== PROVIDED MATERIAL ==

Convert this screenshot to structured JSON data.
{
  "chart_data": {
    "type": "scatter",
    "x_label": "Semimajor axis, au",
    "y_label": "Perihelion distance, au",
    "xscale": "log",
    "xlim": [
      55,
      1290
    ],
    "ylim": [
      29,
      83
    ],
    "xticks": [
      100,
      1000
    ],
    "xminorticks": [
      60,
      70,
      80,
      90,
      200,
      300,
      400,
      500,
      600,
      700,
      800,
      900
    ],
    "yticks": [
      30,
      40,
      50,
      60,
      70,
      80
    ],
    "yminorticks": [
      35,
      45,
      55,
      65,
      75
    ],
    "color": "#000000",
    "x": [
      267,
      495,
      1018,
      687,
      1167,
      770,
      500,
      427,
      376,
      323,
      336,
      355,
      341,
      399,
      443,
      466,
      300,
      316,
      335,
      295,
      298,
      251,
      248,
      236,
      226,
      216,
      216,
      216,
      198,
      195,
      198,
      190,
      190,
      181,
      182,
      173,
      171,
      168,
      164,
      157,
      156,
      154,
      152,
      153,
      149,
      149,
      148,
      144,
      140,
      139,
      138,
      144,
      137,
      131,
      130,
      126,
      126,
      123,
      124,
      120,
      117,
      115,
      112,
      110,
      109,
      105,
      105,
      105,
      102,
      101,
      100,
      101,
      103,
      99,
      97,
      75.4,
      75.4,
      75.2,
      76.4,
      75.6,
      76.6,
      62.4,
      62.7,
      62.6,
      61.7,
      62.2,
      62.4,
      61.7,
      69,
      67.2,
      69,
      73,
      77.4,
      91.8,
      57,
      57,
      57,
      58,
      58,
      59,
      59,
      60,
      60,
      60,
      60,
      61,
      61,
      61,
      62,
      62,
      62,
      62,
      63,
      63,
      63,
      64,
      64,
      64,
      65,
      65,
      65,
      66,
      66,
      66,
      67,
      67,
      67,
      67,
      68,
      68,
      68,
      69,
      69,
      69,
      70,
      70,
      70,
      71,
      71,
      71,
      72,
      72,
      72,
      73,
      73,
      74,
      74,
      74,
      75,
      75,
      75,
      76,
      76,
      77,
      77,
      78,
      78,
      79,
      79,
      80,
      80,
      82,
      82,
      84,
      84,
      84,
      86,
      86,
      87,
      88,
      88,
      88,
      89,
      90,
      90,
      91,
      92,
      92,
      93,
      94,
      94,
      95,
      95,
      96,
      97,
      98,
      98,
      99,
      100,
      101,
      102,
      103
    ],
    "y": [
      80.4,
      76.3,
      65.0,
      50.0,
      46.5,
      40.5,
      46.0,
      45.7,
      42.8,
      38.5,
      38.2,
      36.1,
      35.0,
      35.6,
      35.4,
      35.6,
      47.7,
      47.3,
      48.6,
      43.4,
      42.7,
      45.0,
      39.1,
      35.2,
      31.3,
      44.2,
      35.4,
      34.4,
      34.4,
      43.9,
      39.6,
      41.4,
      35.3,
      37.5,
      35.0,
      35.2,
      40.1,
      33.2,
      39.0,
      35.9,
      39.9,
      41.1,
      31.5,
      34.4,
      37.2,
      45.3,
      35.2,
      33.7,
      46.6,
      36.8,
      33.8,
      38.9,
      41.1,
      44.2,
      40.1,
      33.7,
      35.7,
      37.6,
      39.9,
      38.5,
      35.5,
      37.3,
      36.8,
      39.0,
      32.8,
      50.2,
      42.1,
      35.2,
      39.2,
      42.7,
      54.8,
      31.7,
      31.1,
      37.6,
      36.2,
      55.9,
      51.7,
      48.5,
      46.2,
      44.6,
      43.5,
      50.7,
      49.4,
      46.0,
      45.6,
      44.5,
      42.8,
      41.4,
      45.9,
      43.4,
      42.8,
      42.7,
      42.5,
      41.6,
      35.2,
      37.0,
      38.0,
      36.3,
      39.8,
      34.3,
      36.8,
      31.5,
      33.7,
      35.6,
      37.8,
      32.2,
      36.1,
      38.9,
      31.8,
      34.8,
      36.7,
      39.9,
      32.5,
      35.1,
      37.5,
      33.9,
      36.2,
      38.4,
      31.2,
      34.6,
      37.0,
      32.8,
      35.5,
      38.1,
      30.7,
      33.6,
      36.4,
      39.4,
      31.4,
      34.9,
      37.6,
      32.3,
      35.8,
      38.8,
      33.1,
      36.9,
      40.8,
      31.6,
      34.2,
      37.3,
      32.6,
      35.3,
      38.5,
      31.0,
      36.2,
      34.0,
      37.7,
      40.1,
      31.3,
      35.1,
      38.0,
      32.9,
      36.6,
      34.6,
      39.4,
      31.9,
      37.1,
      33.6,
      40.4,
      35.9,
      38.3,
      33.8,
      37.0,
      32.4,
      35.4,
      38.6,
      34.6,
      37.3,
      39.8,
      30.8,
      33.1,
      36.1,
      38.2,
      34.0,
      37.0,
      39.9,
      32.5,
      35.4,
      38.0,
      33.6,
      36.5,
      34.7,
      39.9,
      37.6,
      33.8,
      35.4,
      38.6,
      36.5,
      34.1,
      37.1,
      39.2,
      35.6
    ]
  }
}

===

Each record above should be output again exactly.

* **OUTPUT FOR THIS EXERCISE**:
Convert this screenshot to structured JSON data.
{
  "chart_data": {
    "type": "scatter",
    "x_label": "Semimajor axis, au",
    "y_label": "Perihelion distance, au",
    "xscale": "log",
    "xlim": [
      55,
      1290
    ],
    "ylim": [
      29,
      83
    ],
    "xticks": [
      100,
      1000
    ],
    "xminorticks": [
      60,
      70,
      80,
      90,
      200,
      300,
      400,
      500,
      600,
      700,
      800,
      900
    ],
    "yticks": [
      30,
      40,
      50,
      60,
      70,
      80
    ],
    "yminorticks": [
      35,
      45,
      55,
      65,
      75
    ],
    "color": "#000000",
    "x": [
      267,
      495,
      1018,
      687,
      1167,
      770,
      500,
      427,
      376,
      323,
      336,
      355,
      341,
      399,
      443,
      466,
      300,
      316,
      335,
      295,
      298,
      251,
      248,
      236,
      226,
      216,
      216,
      216,
      198,
      195,
      198,
      190,
      190,
      181,
      182,
      173,
      171,
      168,
      164,
      157,
      156,
      154,
      152,
      153,
      149,
      149,
      148,
      144,
      140,
      139,
      138,
      144,
      137,
      131,
      130,
      126,
      126,
      123,
      124,
      120,
      117,
      115,
      112,
      110,
      109,
      105,
      105,
      105,
      102,
      101,
      100,
      101,
      103,
      99,
      97,
      75.4,
      75.4,
      75.2,
      76.4,
      75.6,
      76.6,
      62.4,
      62.7,
      62.6,
      61.7,
      62.2,
      62.4,
      61.7,
      69,
      67.2,
      69,
      73,
      77.4,
      91.8,
      57,
      57,
      57,
      58,
      58,
      59,
      59,
      60,
      60,
      60,
      60,
      61,
      61,
      61,
      62,
      62,
      62,
      62,
      63,
      63,
      63,
      64,
      64,
      64,
      65,
      65,
      65,
      66,
      66,
      66,
      67,
      67,
      67,
      67,
      68,
      68,
      68,
      69,
      69,
      69,
      70,
      70,
      70,
      71,
      71,
      71,
      72,
      72,
      72,
      73,
      73,
      74,
      74,
      74,
      75,
      75,
      75,
      76,
      76,
      77,
      77,
      78,
      78,
      79,
      79,
      80,
      80,
      82,
      82,
      84,
      84,
      84,
      86,
      86,
      87,
      88,
      88,
      88,
      89,
      90,
      90,
      91,
      92,
      92,
      93,
      94,
      94,
      95,
      95,
      96,
      97,
      98,
      98,
      99,
      100,
      101,
      102,
      103
    ],
    "y": [
      80.4,
      76.3,
      65.0,
      50.0,
      46.5,
      40.5,
      46.0,
      45.7,
      42.8,
      38.5,
      38.2,
      36.1,
      35.0,
      35.6,
      35.4,
      35.6,
      47.7,
      47.3,
      48.6,
      43.4,
      42.7,
      45.0,
      39.1,
      35.2,
      31.3,
      44.2,
      35.4,
      34.4,
      34.4,
      43.9,
      39.6,
      41.4,
      35.3,
      37.5,
      35.0,
      35.2,
      40.1,
      33.2,
      39.0,
      35.9,
      39.9,
      41.1,
      31.5,
      34.4,
      37.2,
      45.3,
      35.2,
      33.7,
      46.6,
      36.8,
      33.8,
      38.9,
      41.1,
      44.2,
      40.1,
      33.7,
      35.7,
      37.6,
      39.9,
      38.5,
      35.5,
      37.3,
      36.8,
      39.0,
      32.8,
      50.2,
      42.1,
      35.2,
      39.2,
      42.7,
      54.8,
      31.7,
      31.1,
      37.6,
      36.2,
      55.9,
      51.7,
      48.5,
      46.2,
      44.6,
      43.5,
      50.7,
      49.4,
      46.0,
      45.6,
      44.5,
      42.8,
      41.4,
      45.9,
      43.4,
      42.8,
      42.7,
      42.5,
      41.6,
      35.2,
      37.0,
      38.0,
      36.3,
      39.8,
      34.3,
      36.8,
      31.5,
      33.7,
      35.6,
      37.8,
      32.2,
      36.1,
      38.9,
      31.8,
      34.8,
      36.7,
      39.9,
      32.5,
      35.1,
      37.5,
      33.9,
      36.2,
      38.4,
      31.2,
      34.6,
      37.0,
      32.8,
      35.5,
      38.1,
      30.7,
      33.6,
      36.4,
      39.4,
      31.4,
      34.9,
      37.6,
      32.3,
      35.8,
      38.8,
      33.1,
      36.9,
      40.8,
      31.6,
      34.2,
      37.3,
      32.6,
      35.3,
      38.5,
      31.0,
      36.2,
      34.0,
      37.7,
      40.1,
      31.3,
      35.1,
      38.0,
      32.9,
      36.6,
      34.6,
      39.4,
      31.9,
      37.1,
      33.6,
      40.4,
      35.9,
      38.3,
      33.8,
      37.0,
      32.4,
      35.4,
      38.6,
      34.6,
      37.3,
      39.8,
      30.8,
      33.1,
      36.1,
      38.2,
      34.0,
      37.0,
      39.9,
      32.5,
      35.4,
      38.0,
      33.6,
      36.5,
      34.7,
      39.9,
      37.6,
      33.8,
      35.4,
      38.6,
      36.5,
      34.1,
      37.1,
      39.2,
      35.6
    ]
  }
}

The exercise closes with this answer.